* _Document segment_
—————

Every year, on December 13, the city of Siracusa celebrates the festival of its patron saint, Santa Lucia (Saint Lucy), with a long procession from the Piazza del Duomo in Ortigia to the Chiesa di Santa Lucia al Sepolcro. Eight days later, on the December 20, the procession retraces its route. On December 13, tradition dictates that the large candles which stand at the four corners of the statue of Santa Lucia are covered with bouquets of flowers, while on December 20, the silver statue is flanked by candles adorned with lemons and oranges.

==PGI-certified lemons in the European Union==
Italy has 16693 ha of lemon groves. The Siracusa lemon comprises more than 30% of the entire national production, with a cultivated area of almost 6,000 hectares. The production zone stretches in a coastal strip across 10 comuni (municipalities) in the province of Siracusa, in Sicily: Augusta, Avola, Melilli, Noto and Siracusa, and also includes some inland areas, in the comuni of Floridia, Solarino, Priolo Gargallo, Rosolini and Sortino.
The land area devoted to growing protected geographical indication lemons in the European Union:

| PGI variety | Provenance | Land area in hectares (Ha) |
|---|---|---|
| Limone di Siracusa | Italy | 6,000 |
| Citricos Valencianos | Spain | 3,300 |
| Limone Interdonato di Messina | Italy | 950 |
| Limone di Sorrento | Italy | 400 |
| Limone di Amalfi | Italy | 400 |
| Limone Femminello del Gargano | Italy | 400 |
| Citrinos do Algarve | Portugal | 320 |
| Limone di Rocca Imperiale | Italy | 200 |
| Citron de Menton | France | N/A |

The European Union has nine (PGI) denominations for lemons: six of these are from Italy, one from France, one from Spain, and one from Portugal. Other than the Siracusa lemon, the Italian denominations are the "Limone di Sorrento", the "Limone Costa d'Amalfi", the "Interdonato di Messina", the "Femminello del Gargano", and the "Limone di Rocca Imperiale". The French denomination is the "Citron de Menton". The Spanish denomination is the "Citricos Valencianos", while in Portugal the "Citrinos do Algarve" is protected.

—————

Records from a dataset:

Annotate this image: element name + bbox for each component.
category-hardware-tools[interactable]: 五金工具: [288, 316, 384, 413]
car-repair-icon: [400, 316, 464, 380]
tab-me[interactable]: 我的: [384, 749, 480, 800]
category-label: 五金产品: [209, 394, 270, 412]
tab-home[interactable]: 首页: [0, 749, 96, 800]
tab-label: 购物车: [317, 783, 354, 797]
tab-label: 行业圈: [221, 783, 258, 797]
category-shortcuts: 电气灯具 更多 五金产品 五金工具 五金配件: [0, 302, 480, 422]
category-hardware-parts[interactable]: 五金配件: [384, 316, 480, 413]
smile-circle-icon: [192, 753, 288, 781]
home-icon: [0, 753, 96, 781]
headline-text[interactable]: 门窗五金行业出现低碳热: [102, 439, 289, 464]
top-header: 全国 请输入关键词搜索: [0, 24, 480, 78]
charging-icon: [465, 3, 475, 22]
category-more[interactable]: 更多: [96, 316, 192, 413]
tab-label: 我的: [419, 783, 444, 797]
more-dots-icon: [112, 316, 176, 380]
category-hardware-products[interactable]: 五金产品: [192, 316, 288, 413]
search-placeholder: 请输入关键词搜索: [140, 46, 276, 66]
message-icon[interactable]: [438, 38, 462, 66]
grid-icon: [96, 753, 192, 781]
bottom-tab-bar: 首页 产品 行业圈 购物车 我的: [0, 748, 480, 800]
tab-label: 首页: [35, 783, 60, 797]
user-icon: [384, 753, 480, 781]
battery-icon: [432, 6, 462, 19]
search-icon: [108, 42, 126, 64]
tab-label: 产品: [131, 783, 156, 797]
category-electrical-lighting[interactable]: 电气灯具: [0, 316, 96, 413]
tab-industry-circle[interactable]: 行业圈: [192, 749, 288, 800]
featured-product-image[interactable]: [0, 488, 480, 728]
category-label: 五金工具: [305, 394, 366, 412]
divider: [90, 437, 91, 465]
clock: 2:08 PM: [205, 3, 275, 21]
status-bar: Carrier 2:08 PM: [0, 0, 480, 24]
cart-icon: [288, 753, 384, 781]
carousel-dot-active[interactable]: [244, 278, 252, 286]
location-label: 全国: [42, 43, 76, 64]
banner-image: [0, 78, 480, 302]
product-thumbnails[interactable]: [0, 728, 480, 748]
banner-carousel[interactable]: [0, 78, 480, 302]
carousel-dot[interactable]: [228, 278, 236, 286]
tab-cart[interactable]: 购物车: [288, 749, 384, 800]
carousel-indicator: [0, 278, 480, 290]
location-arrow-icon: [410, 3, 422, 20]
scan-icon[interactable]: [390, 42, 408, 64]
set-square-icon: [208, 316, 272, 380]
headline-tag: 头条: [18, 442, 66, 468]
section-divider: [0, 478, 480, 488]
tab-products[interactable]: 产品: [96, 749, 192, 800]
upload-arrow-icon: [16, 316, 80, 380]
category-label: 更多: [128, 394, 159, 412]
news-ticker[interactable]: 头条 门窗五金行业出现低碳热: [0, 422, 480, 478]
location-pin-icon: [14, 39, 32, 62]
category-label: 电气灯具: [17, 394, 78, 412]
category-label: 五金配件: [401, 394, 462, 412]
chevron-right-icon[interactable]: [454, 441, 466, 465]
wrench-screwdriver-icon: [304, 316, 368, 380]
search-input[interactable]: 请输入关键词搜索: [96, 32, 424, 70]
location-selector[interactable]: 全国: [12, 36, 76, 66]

—————

Quote the passage about Siracusa word for word from "Every year, on" to "lemons and oranges.". The lines have no connection to the passage about Siracusa.

* _Answer to this task_
Every year, on December 13, the city of Siracusa celebrates the festival of its patron saint, Santa Lucia (Saint Lucy), with a long procession from the Piazza del Duomo in Ortigia to the Chiesa di Santa Lucia al Sepolcro. Eight days later, on the December 20, the procession retraces its route. On December 13, tradition dictates that the large candles which stand at the four corners of the statue of Santa Lucia are covered with bouquets of flowers, while on December 20, the silver statue is flanked by candles adorned with lemons and oranges.